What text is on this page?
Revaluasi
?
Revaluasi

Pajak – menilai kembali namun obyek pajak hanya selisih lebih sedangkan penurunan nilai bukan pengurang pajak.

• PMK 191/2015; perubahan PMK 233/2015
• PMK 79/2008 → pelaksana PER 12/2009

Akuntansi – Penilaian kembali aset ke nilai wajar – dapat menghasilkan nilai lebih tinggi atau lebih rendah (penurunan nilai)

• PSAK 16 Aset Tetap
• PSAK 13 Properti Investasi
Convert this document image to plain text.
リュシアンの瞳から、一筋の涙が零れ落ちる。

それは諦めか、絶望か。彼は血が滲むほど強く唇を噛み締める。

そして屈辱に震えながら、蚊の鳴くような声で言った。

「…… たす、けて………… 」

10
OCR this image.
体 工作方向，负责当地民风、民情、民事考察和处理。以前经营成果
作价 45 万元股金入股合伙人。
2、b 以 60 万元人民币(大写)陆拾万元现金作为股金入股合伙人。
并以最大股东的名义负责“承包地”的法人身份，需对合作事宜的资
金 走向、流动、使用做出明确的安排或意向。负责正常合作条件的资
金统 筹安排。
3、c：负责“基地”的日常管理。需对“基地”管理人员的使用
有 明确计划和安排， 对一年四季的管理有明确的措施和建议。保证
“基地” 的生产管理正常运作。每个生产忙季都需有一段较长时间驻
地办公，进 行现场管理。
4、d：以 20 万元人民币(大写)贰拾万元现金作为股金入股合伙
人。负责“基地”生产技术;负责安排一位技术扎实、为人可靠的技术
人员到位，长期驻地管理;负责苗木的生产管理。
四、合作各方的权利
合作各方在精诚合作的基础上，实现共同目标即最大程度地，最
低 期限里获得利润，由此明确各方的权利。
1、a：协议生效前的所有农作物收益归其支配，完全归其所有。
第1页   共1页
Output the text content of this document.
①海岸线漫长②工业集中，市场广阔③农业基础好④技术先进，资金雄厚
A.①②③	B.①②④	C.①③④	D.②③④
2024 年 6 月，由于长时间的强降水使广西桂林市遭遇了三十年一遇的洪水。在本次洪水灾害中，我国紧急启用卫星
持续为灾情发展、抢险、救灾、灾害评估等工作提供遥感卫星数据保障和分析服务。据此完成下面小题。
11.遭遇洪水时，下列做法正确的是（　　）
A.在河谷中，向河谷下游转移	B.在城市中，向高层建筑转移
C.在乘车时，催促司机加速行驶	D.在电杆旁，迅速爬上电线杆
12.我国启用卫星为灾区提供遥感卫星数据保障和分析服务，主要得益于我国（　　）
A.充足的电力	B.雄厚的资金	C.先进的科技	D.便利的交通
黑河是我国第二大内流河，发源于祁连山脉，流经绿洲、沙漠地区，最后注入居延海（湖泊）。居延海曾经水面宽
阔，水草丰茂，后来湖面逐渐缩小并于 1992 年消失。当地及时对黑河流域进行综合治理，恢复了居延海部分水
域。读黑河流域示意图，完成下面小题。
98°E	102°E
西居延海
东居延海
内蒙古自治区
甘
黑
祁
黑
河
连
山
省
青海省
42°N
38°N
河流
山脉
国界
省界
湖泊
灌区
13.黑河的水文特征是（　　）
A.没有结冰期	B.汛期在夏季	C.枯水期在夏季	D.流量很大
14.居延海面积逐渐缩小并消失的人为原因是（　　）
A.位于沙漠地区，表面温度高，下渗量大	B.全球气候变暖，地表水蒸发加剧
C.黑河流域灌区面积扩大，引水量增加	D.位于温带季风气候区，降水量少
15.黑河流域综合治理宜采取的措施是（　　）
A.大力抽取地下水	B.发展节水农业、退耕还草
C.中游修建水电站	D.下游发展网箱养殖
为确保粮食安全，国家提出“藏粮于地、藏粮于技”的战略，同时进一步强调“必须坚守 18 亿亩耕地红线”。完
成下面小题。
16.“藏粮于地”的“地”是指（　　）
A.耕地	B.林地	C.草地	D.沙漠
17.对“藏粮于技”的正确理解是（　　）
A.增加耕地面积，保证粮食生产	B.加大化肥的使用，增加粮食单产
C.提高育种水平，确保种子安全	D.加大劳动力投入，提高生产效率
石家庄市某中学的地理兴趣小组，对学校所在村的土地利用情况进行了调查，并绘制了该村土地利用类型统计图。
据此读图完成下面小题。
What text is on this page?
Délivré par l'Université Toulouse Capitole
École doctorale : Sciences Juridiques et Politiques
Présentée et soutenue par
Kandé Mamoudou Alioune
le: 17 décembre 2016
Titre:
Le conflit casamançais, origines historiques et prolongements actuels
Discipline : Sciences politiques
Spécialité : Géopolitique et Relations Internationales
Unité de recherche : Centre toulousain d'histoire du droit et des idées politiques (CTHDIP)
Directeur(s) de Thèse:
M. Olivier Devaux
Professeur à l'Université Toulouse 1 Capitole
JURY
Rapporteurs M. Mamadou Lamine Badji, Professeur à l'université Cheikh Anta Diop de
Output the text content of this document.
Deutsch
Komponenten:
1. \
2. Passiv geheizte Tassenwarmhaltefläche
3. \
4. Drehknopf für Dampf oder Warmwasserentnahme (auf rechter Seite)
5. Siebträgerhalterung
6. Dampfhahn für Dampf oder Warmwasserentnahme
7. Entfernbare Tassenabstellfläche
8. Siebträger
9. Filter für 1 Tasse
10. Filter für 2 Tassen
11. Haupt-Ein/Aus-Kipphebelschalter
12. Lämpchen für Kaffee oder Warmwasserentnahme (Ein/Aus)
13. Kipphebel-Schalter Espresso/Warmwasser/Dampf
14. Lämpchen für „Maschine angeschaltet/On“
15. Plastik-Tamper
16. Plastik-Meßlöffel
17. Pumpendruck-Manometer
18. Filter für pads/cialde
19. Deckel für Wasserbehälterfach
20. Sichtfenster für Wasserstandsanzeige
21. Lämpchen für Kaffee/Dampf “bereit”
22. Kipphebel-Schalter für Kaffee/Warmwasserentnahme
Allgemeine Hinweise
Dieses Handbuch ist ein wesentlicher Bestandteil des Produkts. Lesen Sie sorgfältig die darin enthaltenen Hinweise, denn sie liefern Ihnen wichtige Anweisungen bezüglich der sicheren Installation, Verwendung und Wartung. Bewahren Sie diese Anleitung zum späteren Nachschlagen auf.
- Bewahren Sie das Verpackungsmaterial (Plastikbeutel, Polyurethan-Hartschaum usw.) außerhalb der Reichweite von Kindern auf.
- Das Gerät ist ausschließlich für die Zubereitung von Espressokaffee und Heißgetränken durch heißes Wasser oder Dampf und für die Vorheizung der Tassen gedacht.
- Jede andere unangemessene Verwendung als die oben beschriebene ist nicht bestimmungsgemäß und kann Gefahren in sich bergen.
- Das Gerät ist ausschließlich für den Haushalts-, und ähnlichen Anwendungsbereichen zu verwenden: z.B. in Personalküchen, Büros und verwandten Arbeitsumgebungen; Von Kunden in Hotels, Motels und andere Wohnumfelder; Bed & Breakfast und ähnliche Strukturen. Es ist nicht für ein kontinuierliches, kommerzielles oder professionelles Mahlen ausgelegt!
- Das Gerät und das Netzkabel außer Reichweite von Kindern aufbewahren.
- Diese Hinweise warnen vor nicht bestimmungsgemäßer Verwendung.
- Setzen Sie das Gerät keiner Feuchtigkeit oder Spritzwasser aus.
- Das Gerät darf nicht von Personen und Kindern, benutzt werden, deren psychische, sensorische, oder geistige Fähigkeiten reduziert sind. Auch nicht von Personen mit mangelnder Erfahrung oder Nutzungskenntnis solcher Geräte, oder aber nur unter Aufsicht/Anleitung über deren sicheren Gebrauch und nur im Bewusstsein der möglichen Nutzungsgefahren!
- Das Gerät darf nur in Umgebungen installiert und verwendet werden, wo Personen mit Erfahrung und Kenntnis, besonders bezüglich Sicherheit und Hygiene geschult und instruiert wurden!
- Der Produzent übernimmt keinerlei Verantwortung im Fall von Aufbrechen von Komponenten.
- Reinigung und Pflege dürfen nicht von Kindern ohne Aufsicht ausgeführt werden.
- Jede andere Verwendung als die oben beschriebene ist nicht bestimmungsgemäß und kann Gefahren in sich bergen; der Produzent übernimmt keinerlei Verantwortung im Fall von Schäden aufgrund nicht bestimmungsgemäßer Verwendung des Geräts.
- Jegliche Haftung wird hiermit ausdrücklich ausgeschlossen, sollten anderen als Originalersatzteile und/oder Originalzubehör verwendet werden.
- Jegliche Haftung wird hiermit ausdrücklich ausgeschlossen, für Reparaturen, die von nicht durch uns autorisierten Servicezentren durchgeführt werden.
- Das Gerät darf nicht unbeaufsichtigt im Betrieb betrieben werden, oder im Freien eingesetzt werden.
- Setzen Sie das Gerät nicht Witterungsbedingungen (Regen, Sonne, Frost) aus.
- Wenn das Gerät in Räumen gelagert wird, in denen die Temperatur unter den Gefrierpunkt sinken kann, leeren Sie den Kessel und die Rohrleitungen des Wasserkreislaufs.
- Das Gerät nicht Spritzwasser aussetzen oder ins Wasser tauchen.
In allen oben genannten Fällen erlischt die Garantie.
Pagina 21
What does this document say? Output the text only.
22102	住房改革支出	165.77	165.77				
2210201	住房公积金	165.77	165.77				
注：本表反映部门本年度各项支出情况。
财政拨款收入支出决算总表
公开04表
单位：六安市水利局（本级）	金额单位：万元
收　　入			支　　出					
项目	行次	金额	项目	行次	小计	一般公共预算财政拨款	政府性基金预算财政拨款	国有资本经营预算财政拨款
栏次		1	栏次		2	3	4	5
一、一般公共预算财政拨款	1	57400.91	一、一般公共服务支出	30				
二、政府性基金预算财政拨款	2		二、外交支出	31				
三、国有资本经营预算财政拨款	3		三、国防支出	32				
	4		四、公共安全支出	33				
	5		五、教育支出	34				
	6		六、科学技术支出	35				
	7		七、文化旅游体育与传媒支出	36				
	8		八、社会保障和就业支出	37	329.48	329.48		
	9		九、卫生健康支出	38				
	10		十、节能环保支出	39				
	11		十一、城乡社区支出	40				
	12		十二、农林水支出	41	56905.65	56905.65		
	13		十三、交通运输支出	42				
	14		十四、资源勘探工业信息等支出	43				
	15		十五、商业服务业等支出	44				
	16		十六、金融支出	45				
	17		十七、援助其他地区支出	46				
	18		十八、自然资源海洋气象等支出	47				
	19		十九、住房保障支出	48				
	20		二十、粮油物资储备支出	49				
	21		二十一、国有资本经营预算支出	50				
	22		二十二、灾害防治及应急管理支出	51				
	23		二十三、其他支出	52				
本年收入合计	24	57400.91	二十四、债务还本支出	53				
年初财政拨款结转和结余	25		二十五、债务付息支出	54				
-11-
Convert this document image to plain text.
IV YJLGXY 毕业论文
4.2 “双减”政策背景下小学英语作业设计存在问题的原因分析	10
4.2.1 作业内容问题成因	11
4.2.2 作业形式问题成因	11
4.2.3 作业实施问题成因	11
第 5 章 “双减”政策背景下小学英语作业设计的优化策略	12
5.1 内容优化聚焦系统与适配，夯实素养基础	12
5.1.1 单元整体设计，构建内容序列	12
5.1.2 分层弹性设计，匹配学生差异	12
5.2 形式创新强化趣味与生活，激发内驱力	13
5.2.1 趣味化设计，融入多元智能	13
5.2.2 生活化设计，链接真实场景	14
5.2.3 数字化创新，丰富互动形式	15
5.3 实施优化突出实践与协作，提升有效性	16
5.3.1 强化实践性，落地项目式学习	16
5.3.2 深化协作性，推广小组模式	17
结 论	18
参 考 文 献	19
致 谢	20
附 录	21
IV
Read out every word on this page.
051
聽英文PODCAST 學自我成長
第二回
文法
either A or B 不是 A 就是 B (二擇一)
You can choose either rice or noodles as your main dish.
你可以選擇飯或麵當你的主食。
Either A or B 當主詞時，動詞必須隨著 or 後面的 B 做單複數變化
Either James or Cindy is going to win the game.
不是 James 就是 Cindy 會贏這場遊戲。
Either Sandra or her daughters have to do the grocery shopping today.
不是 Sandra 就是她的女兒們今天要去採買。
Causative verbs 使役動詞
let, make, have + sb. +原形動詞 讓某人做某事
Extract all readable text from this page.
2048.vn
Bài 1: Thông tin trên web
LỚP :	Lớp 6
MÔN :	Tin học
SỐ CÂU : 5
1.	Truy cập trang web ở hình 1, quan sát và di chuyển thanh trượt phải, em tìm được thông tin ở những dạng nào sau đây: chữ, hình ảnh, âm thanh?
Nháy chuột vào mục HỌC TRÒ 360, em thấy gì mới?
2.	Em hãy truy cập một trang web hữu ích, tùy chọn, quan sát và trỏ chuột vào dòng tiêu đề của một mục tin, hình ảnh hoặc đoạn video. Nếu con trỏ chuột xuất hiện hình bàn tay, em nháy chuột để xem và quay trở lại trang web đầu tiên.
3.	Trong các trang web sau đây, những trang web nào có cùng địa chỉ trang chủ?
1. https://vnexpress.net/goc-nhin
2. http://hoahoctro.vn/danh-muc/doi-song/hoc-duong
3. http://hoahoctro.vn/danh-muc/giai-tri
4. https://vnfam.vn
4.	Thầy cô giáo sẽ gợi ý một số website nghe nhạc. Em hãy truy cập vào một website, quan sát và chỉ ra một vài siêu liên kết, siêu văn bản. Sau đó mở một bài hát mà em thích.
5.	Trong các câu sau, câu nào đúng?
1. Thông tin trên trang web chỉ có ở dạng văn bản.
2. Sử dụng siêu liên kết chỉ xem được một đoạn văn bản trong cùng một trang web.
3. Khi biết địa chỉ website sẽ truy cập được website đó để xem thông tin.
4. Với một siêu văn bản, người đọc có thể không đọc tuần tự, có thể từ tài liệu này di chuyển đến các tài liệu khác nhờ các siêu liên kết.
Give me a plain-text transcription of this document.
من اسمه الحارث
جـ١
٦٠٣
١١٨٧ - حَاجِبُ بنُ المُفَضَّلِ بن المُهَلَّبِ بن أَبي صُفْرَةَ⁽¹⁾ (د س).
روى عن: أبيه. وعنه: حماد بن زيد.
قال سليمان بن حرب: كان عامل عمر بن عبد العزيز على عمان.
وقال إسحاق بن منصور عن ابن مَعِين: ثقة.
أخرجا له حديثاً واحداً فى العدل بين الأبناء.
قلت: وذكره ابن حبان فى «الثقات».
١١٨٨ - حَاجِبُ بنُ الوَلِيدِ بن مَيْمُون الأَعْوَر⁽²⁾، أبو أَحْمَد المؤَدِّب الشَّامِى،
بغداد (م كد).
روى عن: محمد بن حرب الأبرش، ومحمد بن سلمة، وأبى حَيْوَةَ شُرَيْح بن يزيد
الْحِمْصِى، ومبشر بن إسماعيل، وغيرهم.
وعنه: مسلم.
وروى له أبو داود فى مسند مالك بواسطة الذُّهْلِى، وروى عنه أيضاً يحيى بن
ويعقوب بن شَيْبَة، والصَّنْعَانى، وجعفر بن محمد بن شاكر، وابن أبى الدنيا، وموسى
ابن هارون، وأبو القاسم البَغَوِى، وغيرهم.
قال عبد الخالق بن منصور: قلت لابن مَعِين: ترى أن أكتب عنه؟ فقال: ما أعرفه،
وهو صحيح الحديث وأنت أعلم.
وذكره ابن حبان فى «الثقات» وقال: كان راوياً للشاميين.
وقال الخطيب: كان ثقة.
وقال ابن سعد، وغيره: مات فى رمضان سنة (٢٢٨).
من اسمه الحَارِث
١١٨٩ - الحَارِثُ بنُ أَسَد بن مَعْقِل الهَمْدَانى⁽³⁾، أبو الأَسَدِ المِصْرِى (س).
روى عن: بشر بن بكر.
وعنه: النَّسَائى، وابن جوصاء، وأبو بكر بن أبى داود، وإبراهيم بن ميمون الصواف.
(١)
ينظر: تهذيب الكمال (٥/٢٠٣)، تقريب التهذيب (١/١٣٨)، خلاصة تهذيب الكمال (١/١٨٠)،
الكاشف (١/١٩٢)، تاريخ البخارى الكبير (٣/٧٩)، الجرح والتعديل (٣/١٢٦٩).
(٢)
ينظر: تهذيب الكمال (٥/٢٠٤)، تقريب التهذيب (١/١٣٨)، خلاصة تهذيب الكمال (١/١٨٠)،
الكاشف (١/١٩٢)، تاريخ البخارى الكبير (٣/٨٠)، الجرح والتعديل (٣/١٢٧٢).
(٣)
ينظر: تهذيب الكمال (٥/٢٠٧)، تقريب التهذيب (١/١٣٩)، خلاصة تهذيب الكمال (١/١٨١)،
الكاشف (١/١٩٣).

→ Task prompt: Report only how many lines in the entries contain "những".

→ Full answer: 2